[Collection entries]
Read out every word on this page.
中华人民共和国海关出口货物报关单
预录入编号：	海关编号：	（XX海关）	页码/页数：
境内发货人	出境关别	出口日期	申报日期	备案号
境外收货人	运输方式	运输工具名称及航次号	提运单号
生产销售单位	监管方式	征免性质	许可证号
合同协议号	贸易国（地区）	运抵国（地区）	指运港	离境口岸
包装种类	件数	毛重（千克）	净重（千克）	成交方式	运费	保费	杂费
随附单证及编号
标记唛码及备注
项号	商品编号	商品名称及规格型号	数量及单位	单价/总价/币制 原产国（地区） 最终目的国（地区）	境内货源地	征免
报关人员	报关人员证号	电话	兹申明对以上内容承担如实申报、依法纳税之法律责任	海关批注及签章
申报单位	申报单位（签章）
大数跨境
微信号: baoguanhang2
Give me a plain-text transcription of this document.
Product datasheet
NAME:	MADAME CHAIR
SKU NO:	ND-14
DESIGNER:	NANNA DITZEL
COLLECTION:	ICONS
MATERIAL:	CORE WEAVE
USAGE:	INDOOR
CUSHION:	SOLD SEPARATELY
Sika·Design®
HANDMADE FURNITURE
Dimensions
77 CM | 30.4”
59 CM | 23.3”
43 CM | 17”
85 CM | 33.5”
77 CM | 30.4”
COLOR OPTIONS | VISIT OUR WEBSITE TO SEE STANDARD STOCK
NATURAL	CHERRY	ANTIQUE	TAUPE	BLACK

◆ THE TASK
Nothing but a number is needed here: how many lines hold the string "this"?

◆ OUTPUT
2